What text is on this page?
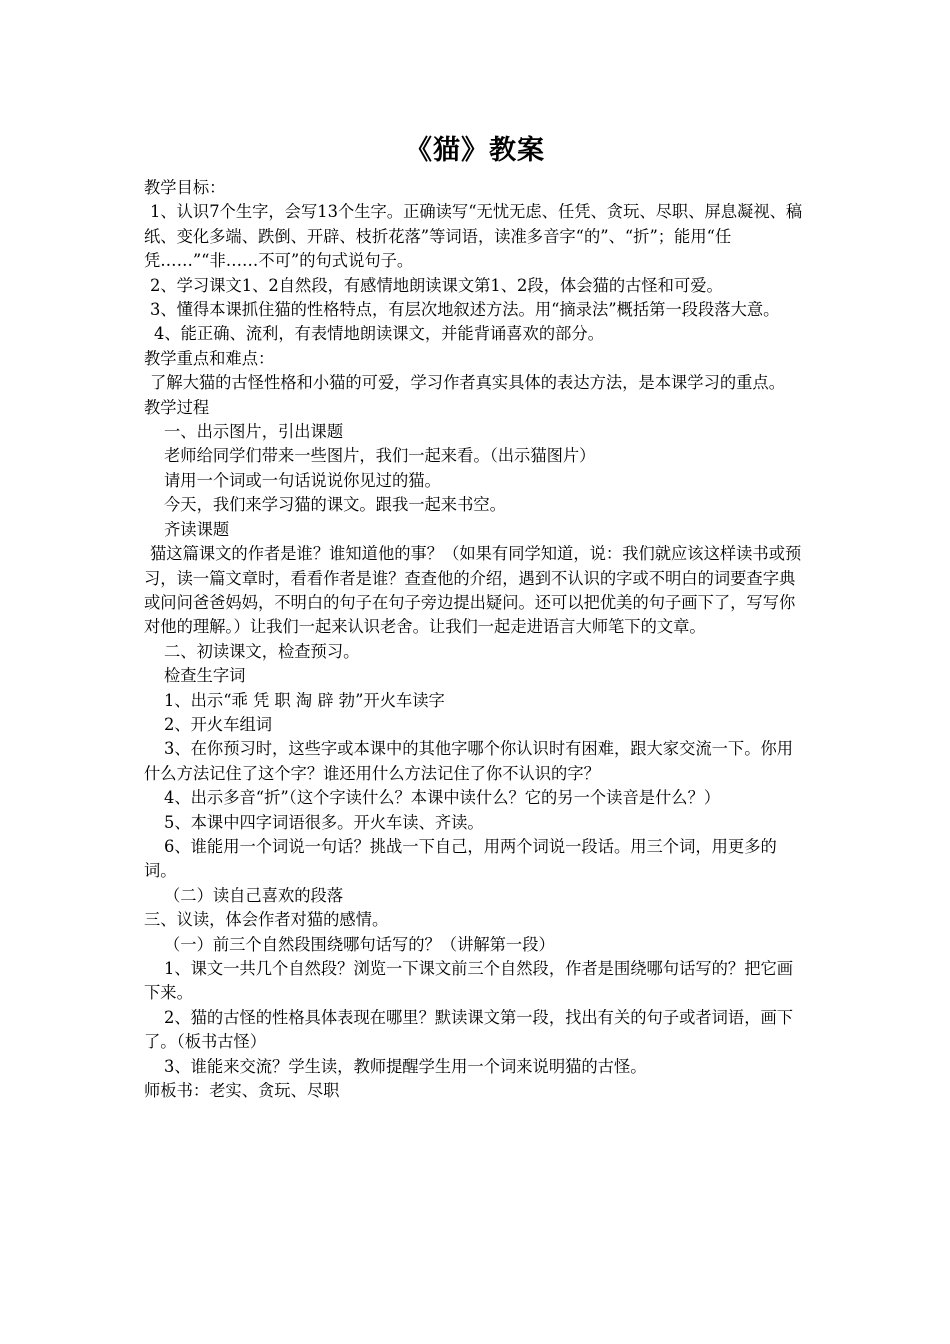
《猫》教案

教学目标：

1、认识7个生字，会写13个生字。正确读写“无忧无虑、任凭、贪玩、尽职、屏息凝视、稿纸、变化多端、跌倒、开辟、枝折花落”等词语，读准多音字“的”、“折”；能用“任凭……”“非……不可”的句式说句子。

2、学习课文1、2自然段，有感情地朗读课文第1、2段，体会猫的古怪和可爱。

3、懂得本课抓住猫的性格特点，有层次地叙述方法。用“摘录法”概括第一段段落大意。

4、能正确、流利，有表情地朗读课文，并能背诵喜欢的部分。

教学重点和难点：

了解大猫的古怪性格和小猫的可爱，学习作者真实具体的表达方法，是本课学习的重点。

教学过程

一、出示图片，引出课题

老师给同学们带来一些图片，我们一起来看。（出示猫图片）

请用一个词或一句话说说你见过的猫。

今天，我们来学习猫的课文。跟我一起来书空。

齐读课题

猫这篇课文的作者是谁？谁知道他的事？（如果有同学知道，说：我们就应该这样读书或预习，读一篇文章时，看看作者是谁？查查他的介绍，遇到不认识的字或不明白的词要查字典或问问爸爸妈妈，不明白的句子在句子旁边提出疑问。还可以把优美的句子画下了，写写你对他的理解。）让我们一起来认识老舍。让我们一起走进语言大师笔下的文章。

二、初读课文，检查预习。

检查生字词

1、出示“乖 凭 职 淘 辟 勃”开火车读字

2、开火车组词

3、在你预习时，这些字或本课中的其他字哪个你认识时有困难，跟大家交流一下。你用什么方法记住了这个字？谁还用什么方法记住了你不认识的字？

4、出示多音“折”（这个字读什么？本课中读什么？它的另一个读音是什么？）

5、本课中四字词语很多。开火车读、齐读。

6、谁能用一个词说一句话？挑战一下自己，用两个词说一段话。用三个词，用更多的词。

（二）读自己喜欢的段落

三、议读，体会作者对猫的感情。

（一）前三个自然段围绕哪句话写的？（讲解第一段）

1、课文一共几个自然段？浏览一下课文前三个自然段，作者是围绕哪句话写的？把它画下来。

2、猫的古怪的性格具体表现在哪里？默读课文第一段，找出有关的句子或者词语，画下了。（板书古怪）

3、谁能来交流？学生读，教师提醒学生用一个词来说明猫的古怪。

师板书：老实、贪玩、尽职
____
Work to complete
Will you set down the records word for word while leaving out every picture?

Response
What text is on this page?
《猫》教案

教学目标：

1、认识7个生字，会写13个生字。正确读写“无忧无虑、任凭、贪玩、尽职、屏息凝视、稿纸、变化多端、跌倒、开辟、枝折花落”等词语，读准多音字“的”、“折”；能用“任凭……”“非……不可”的句式说句子。

2、学习课文1、2自然段，有感情地朗读课文第1、2段，体会猫的古怪和可爱。

3、懂得本课抓住猫的性格特点，有层次地叙述方法。用“摘录法”概括第一段段落大意。

4、能正确、流利，有表情地朗读课文，并能背诵喜欢的部分。

教学重点和难点：

了解大猫的古怪性格和小猫的可爱，学习作者真实具体的表达方法，是本课学习的重点。

教学过程

一、出示图片，引出课题

老师给同学们带来一些图片，我们一起来看。（出示猫图片）

请用一个词或一句话说说你见过的猫。

今天，我们来学习猫的课文。跟我一起来书空。

齐读课题

猫这篇课文的作者是谁？谁知道他的事？（如果有同学知道，说：我们就应该这样读书或预习，读一篇文章时，看看作者是谁？查查他的介绍，遇到不认识的字或不明白的词要查字典或问问爸爸妈妈，不明白的句子在句子旁边提出疑问。还可以把优美的句子画下了，写写你对他的理解。）让我们一起来认识老舍。让我们一起走进语言大师笔下的文章。

二、初读课文，检查预习。

检查生字词

1、出示“乖 凭 职 淘 辟 勃”开火车读字

2、开火车组词

3、在你预习时，这些字或本课中的其他字哪个你认识时有困难，跟大家交流一下。你用什么方法记住了这个字？谁还用什么方法记住了你不认识的字？

4、出示多音“折”（这个字读什么？本课中读什么？它的另一个读音是什么？）

5、本课中四字词语很多。开火车读、齐读。

6、谁能用一个词说一句话？挑战一下自己，用两个词说一段话。用三个词，用更多的词。

（二）读自己喜欢的段落

三、议读，体会作者对猫的感情。

（一）前三个自然段围绕哪句话写的？（讲解第一段）

1、课文一共几个自然段？浏览一下课文前三个自然段，作者是围绕哪句话写的？把它画下来。

2、猫的古怪的性格具体表现在哪里？默读课文第一段，找出有关的句子或者词语，画下了。（板书古怪）

3、谁能来交流？学生读，教师提醒学生用一个词来说明猫的古怪。

师板书：老实、贪玩、尽职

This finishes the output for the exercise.